■ Provided passage
■ ■ ■ ■ ■ ■ ■
I worked full-time until my first born son was 3. It was amazing to be doing a job that I love and being with my son (R1) nights, weekends and even some of my business trips.

Then I took a year off while I was preggo with #2 (R2). It was in that year that I realized I'm just simply not cut out for SAHMom-Ness. It's a different beast.

Now that we have R1 & R2, I'm working 20/hrs. a week and staying home with the kids 20/hrs. per week. The "perfect" mix of staying at home and of enjoying a career that is rewarding and pays bills as well.

Problem is... it's REALLY REALLY hard to do. MUCH harder than when I worked full-time & I venture to say, much harder than when I was a SAHM.

The difficulty is that it's so hard to be constantly switching gears. One day, I'm supposed to be thinking about a grocery list, my home and lego play time. The next day, I have to let all that go & FOCUS on calls, emails & details. It's been very hard.

It's the best for our family, but I am struggling to get a grip of all of it. R2 is almost a 1.5 yrs. old and it's been easier since he's been a bit more independent & not nursing anymore.

It's just hard either way. We all work so hard!

grace

www.gabbingwithgrace.com ( http://www.gabbingwithgrace.com )

alysia75 5 pts

to 4 kids, ranging in age from 1 1/2 to 9 1/2. I have never once, not even for one millisecond, thought of myself as hardly working. I've been home since my oldest was born and I would never change that. It has been a challenge economically, but worth every lost penny to be the one who is caring for my kids. I know that is not the right decision for every family, and I respect the various choices families make, but for us me being home works. Just because we don't get paid doesn't mean we're not working.

Alysia blogs about family life, parenting and other stuff at Michigal ( http://michigalmom.blogspot.com/ ).

FamilyFrugal 5 pts

Can you post a link to your article? I'd love to read that.

Being a stay at home mom is so tough I had to get myself multiple work at home mom jobs to cope ;)

Blog: Family Friendly Frugality ( http://www.familyfriendlyfrugality.com/ )

( http://www.familyfriendlyfrugality.com/ )
■ ■ ■ ■ ■ ■ ■
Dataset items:
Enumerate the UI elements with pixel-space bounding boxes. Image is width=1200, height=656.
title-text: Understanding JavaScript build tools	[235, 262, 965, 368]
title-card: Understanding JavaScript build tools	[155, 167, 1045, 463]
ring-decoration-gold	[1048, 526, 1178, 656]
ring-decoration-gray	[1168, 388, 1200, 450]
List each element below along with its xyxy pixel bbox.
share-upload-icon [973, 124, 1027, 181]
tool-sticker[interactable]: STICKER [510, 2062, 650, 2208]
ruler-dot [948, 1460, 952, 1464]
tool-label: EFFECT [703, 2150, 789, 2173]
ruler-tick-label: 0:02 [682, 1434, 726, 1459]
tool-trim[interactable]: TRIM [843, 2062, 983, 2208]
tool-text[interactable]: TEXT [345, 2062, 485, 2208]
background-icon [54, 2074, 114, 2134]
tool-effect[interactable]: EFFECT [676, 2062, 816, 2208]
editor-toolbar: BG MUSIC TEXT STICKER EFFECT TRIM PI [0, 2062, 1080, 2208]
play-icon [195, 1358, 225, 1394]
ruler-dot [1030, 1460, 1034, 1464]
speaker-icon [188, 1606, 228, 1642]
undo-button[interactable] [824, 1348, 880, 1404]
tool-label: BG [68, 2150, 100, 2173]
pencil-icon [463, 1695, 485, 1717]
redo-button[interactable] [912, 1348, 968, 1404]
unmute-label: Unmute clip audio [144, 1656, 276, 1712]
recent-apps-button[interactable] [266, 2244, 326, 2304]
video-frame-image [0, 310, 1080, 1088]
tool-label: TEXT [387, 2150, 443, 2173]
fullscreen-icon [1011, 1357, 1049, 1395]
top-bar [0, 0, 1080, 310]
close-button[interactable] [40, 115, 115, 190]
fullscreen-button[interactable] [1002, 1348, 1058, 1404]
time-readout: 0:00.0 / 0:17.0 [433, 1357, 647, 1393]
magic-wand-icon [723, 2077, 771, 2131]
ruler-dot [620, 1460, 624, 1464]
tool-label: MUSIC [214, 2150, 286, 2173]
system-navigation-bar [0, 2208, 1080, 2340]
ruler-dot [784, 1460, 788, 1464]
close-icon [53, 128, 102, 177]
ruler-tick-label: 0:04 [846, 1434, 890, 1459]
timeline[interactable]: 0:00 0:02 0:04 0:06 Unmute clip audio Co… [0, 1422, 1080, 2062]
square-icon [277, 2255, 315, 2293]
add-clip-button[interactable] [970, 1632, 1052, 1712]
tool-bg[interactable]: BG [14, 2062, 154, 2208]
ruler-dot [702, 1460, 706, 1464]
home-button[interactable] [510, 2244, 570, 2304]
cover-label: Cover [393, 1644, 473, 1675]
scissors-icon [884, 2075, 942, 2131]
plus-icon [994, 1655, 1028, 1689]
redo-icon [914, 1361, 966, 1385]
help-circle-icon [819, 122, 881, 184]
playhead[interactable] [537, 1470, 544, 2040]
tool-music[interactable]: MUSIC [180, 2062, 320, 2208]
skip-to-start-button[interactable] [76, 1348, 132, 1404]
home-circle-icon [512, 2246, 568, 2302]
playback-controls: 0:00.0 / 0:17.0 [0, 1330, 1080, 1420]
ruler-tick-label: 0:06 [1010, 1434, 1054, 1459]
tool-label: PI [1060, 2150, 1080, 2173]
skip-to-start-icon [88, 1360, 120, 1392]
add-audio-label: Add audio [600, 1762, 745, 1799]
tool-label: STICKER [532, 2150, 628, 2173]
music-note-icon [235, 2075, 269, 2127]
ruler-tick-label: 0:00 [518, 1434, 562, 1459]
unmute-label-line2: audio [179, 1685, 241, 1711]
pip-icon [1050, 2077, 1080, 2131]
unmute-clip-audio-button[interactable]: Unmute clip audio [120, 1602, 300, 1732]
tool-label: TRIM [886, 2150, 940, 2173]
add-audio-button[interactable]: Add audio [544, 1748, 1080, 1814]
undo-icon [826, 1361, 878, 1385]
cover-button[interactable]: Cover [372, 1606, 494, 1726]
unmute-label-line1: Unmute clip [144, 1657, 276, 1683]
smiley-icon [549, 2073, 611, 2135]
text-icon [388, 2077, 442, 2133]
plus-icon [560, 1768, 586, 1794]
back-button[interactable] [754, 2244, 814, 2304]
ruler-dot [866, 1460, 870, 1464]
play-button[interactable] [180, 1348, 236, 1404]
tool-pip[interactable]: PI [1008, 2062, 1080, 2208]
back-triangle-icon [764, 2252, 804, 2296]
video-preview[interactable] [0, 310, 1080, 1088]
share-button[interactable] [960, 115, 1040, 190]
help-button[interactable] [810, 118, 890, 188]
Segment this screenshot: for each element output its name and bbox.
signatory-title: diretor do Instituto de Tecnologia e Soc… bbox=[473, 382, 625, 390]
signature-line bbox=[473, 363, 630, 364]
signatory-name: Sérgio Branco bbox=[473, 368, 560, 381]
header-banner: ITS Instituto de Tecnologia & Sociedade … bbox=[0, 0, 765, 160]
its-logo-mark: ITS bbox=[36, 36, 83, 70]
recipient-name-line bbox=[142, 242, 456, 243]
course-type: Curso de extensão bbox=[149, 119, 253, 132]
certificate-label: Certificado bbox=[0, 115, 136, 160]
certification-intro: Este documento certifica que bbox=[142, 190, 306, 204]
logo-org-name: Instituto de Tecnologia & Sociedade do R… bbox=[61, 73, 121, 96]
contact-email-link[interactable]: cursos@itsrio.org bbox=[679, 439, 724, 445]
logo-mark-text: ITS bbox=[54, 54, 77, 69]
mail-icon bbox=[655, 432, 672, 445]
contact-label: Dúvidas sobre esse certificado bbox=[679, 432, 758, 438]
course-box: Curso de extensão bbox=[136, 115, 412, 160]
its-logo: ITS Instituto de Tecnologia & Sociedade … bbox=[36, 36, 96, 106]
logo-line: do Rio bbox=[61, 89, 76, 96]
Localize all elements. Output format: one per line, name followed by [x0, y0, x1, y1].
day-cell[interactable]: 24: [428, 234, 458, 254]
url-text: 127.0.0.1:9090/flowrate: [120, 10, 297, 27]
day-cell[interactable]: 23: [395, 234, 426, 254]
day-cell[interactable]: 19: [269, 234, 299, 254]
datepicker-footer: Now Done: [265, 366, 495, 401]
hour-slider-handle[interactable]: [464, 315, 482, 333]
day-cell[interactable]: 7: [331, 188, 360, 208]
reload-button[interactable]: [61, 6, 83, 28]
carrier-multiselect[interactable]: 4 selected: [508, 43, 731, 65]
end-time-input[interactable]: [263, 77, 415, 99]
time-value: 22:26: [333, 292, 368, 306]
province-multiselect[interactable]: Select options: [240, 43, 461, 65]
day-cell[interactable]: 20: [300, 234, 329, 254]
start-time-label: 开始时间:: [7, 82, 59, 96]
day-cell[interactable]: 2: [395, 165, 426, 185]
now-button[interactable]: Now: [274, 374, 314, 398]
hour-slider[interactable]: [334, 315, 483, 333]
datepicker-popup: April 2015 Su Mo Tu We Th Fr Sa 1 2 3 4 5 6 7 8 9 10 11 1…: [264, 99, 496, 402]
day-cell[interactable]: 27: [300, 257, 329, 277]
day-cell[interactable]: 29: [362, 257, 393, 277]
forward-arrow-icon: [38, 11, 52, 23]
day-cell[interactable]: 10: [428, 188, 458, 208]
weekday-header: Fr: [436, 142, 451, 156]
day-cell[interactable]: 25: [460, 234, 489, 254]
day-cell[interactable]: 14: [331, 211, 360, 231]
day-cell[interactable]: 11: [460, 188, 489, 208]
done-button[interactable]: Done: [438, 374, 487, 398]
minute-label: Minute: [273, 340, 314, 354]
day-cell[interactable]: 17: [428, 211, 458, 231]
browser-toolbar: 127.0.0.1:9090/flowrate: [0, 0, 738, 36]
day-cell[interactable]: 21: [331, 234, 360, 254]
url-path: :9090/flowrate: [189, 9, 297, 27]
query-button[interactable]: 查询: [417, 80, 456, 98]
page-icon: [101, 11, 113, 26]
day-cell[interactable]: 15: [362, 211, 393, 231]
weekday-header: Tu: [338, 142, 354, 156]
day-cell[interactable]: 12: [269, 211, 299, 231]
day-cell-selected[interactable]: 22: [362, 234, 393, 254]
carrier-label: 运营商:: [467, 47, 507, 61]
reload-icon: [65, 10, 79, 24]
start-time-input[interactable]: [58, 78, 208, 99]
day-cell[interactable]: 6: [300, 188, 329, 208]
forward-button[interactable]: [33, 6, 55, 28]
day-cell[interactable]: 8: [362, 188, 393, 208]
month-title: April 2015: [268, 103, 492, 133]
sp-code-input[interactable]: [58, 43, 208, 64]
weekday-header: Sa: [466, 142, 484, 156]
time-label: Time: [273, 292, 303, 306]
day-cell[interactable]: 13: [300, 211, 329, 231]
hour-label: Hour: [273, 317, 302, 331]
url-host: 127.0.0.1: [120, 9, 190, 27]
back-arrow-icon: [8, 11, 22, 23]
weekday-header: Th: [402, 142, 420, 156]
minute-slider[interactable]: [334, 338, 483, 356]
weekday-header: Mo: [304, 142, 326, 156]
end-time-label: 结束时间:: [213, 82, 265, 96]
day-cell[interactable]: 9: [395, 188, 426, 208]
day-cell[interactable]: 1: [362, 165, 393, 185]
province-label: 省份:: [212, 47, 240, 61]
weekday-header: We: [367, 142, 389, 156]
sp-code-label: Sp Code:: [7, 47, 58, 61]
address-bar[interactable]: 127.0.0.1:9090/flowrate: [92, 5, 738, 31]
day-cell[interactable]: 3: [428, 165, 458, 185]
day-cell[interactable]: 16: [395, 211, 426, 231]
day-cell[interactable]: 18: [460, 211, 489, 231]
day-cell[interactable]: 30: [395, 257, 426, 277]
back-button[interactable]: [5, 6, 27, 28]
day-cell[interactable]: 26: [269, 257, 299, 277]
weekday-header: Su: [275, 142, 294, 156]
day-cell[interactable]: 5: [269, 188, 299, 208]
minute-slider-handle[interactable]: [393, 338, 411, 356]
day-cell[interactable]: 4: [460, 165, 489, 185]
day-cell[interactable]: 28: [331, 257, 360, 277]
■ ■ ■ ■ ■ ■ ■
■ Problem 1
Restate more briefly the paragraph in the comments on balancing work and staying home with children that begins "The difficulty is that it's so hard," keeping its main points.
■ Problem 2
Continue the comments on balancing work and staying home with children from where they stop.
These items have no connection to the comments on balancing work and staying home with children.

■ Written response 1
The hard part is constantly switching gears: one day is about a grocery list, the home and Lego play, and the next demands letting that go to focus on calls, emails and details. It has been very hard.

■ Written response 2
Section editor & featured author: Momtastic What To ( http://www.momtastic.com/shopping )

texasebeth 6 pts

I remember my best friend asking me "why are you paying $30,000 to adopt a child and then having/paying someone else raise him?" That prompted me to switch to working part time. I am blessed by the ability to work from home with 24/7 options from my employer. So I worked overnights for the 1st 2 years of my son's life.

I love our son with all my being but I am not cut out as a full time SAHM. We do need my income as well. Charlie loves being in school. I know we are truly blessed in having the options that we do.

I am constantly amazed by women who do both sides of the spectrum - full time working and full time SAHM.

Elizabeth

@texasebeth ( http://twitter.com/texasebeth )  and My Life, such as it is.... ( http://texasebeth.blogspot.com )

theoutcast 5 pts

I was home with my son for 2 years and it was hard on my sanity. We were both ready to do our own thing after that time together.

I think full-time moms are undervalued. I feel like working full-time is much easier. I have to limit weekend activities so that I can get things done and I would prefer to work 30 hours instead of 40. But, work is good for me and school is good for him.

I wrote a post called "Be Sure to Put Mom On Your Resume" about the value of motherhood. You learn things as a mom that no college class could ever teach.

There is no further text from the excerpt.